* _Short exercise_: Each record below should be repeated precisely as written.

Data entries
* start *
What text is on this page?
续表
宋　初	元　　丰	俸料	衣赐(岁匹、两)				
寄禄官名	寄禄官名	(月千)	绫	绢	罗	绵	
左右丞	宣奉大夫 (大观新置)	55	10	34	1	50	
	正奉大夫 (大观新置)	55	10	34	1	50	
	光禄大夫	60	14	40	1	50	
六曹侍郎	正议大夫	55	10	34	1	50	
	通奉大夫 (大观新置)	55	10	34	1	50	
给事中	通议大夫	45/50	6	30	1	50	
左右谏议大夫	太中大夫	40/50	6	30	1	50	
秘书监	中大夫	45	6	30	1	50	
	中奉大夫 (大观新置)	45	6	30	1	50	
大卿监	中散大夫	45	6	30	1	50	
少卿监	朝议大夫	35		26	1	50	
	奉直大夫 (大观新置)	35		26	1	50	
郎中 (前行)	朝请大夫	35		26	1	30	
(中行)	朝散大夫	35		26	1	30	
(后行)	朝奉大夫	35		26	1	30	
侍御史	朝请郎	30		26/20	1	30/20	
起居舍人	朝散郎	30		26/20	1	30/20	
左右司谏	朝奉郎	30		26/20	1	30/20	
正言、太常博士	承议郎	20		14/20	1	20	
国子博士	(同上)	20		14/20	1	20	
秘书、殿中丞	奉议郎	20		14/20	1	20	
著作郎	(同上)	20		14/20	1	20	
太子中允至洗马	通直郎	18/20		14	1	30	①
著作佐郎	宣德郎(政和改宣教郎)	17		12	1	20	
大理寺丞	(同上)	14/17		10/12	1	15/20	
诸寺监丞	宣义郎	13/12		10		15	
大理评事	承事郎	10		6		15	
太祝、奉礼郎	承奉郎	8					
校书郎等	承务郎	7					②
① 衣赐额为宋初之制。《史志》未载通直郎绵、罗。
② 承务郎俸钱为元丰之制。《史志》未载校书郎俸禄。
* end *
* _Result of the exercise_:
What text is on this page?
续表
宋　初	元　　丰	俸料	衣赐(岁匹、两)				
寄禄官名	寄禄官名	(月千)	绫	绢	罗	绵	
左右丞	宣奉大夫 (大观新置)	55	10	34	1	50	
	正奉大夫 (大观新置)	55	10	34	1	50	
	光禄大夫	60	14	40	1	50	
六曹侍郎	正议大夫	55	10	34	1	50	
	通奉大夫 (大观新置)	55	10	34	1	50	
给事中	通议大夫	45/50	6	30	1	50	
左右谏议大夫	太中大夫	40/50	6	30	1	50	
秘书监	中大夫	45	6	30	1	50	
	中奉大夫 (大观新置)	45	6	30	1	50	
大卿监	中散大夫	45	6	30	1	50	
少卿监	朝议大夫	35		26	1	50	
	奉直大夫 (大观新置)	35		26	1	50	
郎中 (前行)	朝请大夫	35		26	1	30	
(中行)	朝散大夫	35		26	1	30	
(后行)	朝奉大夫	35		26	1	30	
侍御史	朝请郎	30		26/20	1	30/20	
起居舍人	朝散郎	30		26/20	1	30/20	
左右司谏	朝奉郎	30		26/20	1	30/20	
正言、太常博士	承议郎	20		14/20	1	20	
国子博士	(同上)	20		14/20	1	20	
秘书、殿中丞	奉议郎	20		14/20	1	20	
著作郎	(同上)	20		14/20	1	20	
太子中允至洗马	通直郎	18/20		14	1	30	①
著作佐郎	宣德郎(政和改宣教郎)	17		12	1	20	
大理寺丞	(同上)	14/17		10/12	1	15/20	
诸寺监丞	宣义郎	13/12		10		15	
大理评事	承事郎	10		6		15	
太祝、奉礼郎	承奉郎	8					
校书郎等	承务郎	7					②
① 衣赐额为宋初之制。《史志》未载通直郎绵、罗。
② 承务郎俸钱为元丰之制。《史志》未载校书郎俸禄。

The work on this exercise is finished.